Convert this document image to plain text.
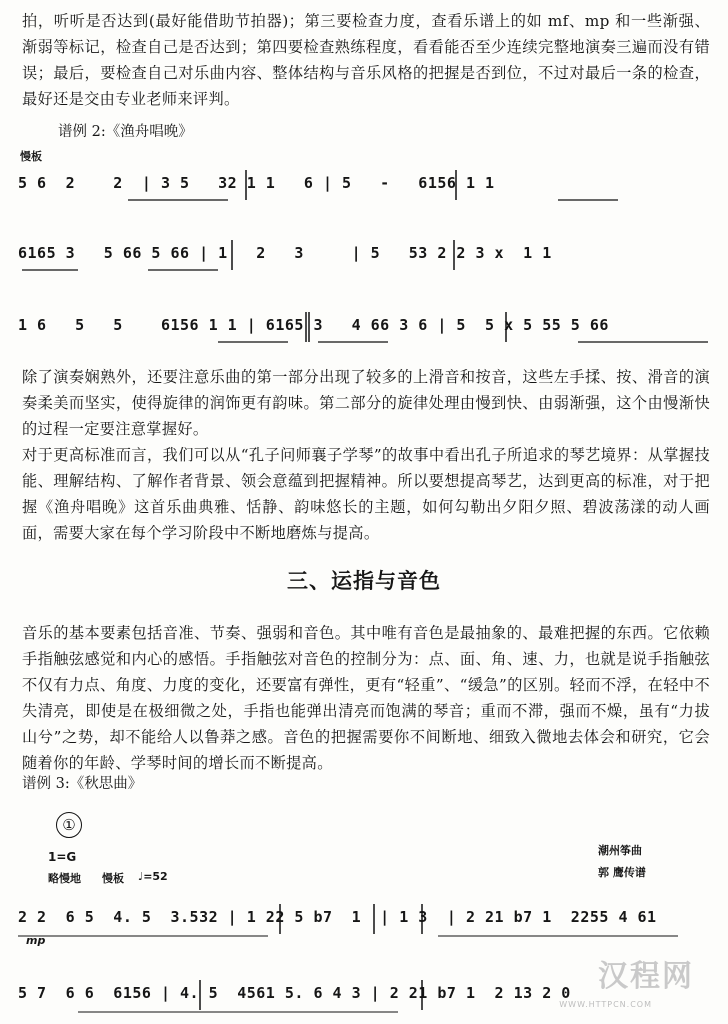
拍，听听是否达到(最好能借助节拍器)；第三要检查力度，查看乐谱上的如 mf、mp 和一些渐强、渐弱等标记，检查自己是否达到；第四要检查熟练程度，看看能否至少连续完整地演奏三遍而没有错误；最后，要检查自己对乐曲内容、整体结构与音乐风格的把握是否到位，不过对最后一条的检查，最好还是交由专业老师来评判。

谱例 2:《渔舟唱晚》

慢板
5 6  2    2  | 3 5   32 1 1   6 | 5   -   6156 1 1
6165 3   5 66 5 66 | 1   2   3     | 5   53 2 2 3 x  1 1
1 6   5   5    6156 1 1 | 6165 3   4 66 3 6 | 5  5 x 5 55 5 66

除了演奏娴熟外，还要注意乐曲的第一部分出现了较多的上滑音和按音，这些左手揉、按、滑音的演奏柔美而坚实，使得旋律的润饰更有韵味。第二部分的旋律处理由慢到快、由弱渐强，这个由慢渐快的过程一定要注意掌握好。

对于更高标准而言，我们可以从“孔子问师襄子学琴”的故事中看出孔子所追求的琴艺境界：从掌握技能、理解结构、了解作者背景、领会意蕴到把握精神。所以要想提高琴艺，达到更高的标准，对于把握《渔舟唱晚》这首乐曲典雅、恬静、韵味悠长的主题，如何勾勒出夕阳夕照、碧波荡漾的动人画面，需要大家在每个学习阶段中不断地磨炼与提高。

三、运指与音色

音乐的基本要素包括音准、节奏、强弱和音色。其中唯有音色是最抽象的、最难把握的东西。它依赖手指触弦感觉和内心的感悟。手指触弦对音色的控制分为：点、面、角、速、力，也就是说手指触弦不仅有力点、角度、力度的变化，还要富有弹性，更有“轻重”、“缓急”的区别。轻而不浮，在轻中不失清亮，即使是在极细微之处，手指也能弹出清亮而饱满的琴音；重而不滞，强而不燥，虽有“力拔山兮”之势，却不能给人以鲁莽之感。音色的把握需要你不间断地、细致入微地去体会和研究，它会随着你的年龄、学琴时间的增长而不断提高。

谱例 3:《秋思曲》

①
1=G
略慢地 慢板 ♩=52
潮州筝曲
郭 鹰传谱
2 2  6 5  4. 5  3.532 | 1 22 5 b7  1  | 1 3  | 2 21 b7 1  2255 4 61
mp
5 7  6 6  6156 | 4. 5  4561 5. 6 4 3 | 2 21 b7 1  2 13 2 0 汉程网
WWW.HTTPCN.COM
-=-=-
PROBLEM: Copy every record above exactly, leaving out the pictures.

TASK RESPONSE:
Convert this document image to plain text.
拍，听听是否达到(最好能借助节拍器)；第三要检查力度，查看乐谱上的如 mf、mp 和一些渐强、渐弱等标记，检查自己是否达到；第四要检查熟练程度，看看能否至少连续完整地演奏三遍而没有错误；最后，要检查自己对乐曲内容、整体结构与音乐风格的把握是否到位，不过对最后一条的检查，最好还是交由专业老师来评判。

谱例 2:《渔舟唱晚》

慢板
5 6  2    2  | 3 5   32 1 1   6 | 5   -   6156 1 1
6165 3   5 66 5 66 | 1   2   3     | 5   53 2 2 3 x  1 1
1 6   5   5    6156 1 1 | 6165 3   4 66 3 6 | 5  5 x 5 55 5 66

除了演奏娴熟外，还要注意乐曲的第一部分出现了较多的上滑音和按音，这些左手揉、按、滑音的演奏柔美而坚实，使得旋律的润饰更有韵味。第二部分的旋律处理由慢到快、由弱渐强，这个由慢渐快的过程一定要注意掌握好。

对于更高标准而言，我们可以从“孔子问师襄子学琴”的故事中看出孔子所追求的琴艺境界：从掌握技能、理解结构、了解作者背景、领会意蕴到把握精神。所以要想提高琴艺，达到更高的标准，对于把握《渔舟唱晚》这首乐曲典雅、恬静、韵味悠长的主题，如何勾勒出夕阳夕照、碧波荡漾的动人画面，需要大家在每个学习阶段中不断地磨炼与提高。

三、运指与音色

音乐的基本要素包括音准、节奏、强弱和音色。其中唯有音色是最抽象的、最难把握的东西。它依赖手指触弦感觉和内心的感悟。手指触弦对音色的控制分为：点、面、角、速、力，也就是说手指触弦不仅有力点、角度、力度的变化，还要富有弹性，更有“轻重”、“缓急”的区别。轻而不浮，在轻中不失清亮，即使是在极细微之处，手指也能弹出清亮而饱满的琴音；重而不滞，强而不燥，虽有“力拔山兮”之势，却不能给人以鲁莽之感。音色的把握需要你不间断地、细致入微地去体会和研究，它会随着你的年龄、学琴时间的增长而不断提高。

谱例 3:《秋思曲》

①
1=G
略慢地 慢板 ♩=52
潮州筝曲
郭 鹰传谱
2 2  6 5  4. 5  3.532 | 1 22 5 b7  1  | 1 3  | 2 21 b7 1  2255 4 61
mp
5 7  6 6  6156 | 4. 5  4561 5. 6 4 3 | 2 21 b7 1  2 13 2 0 汉程网
WWW.HTTPCN.COM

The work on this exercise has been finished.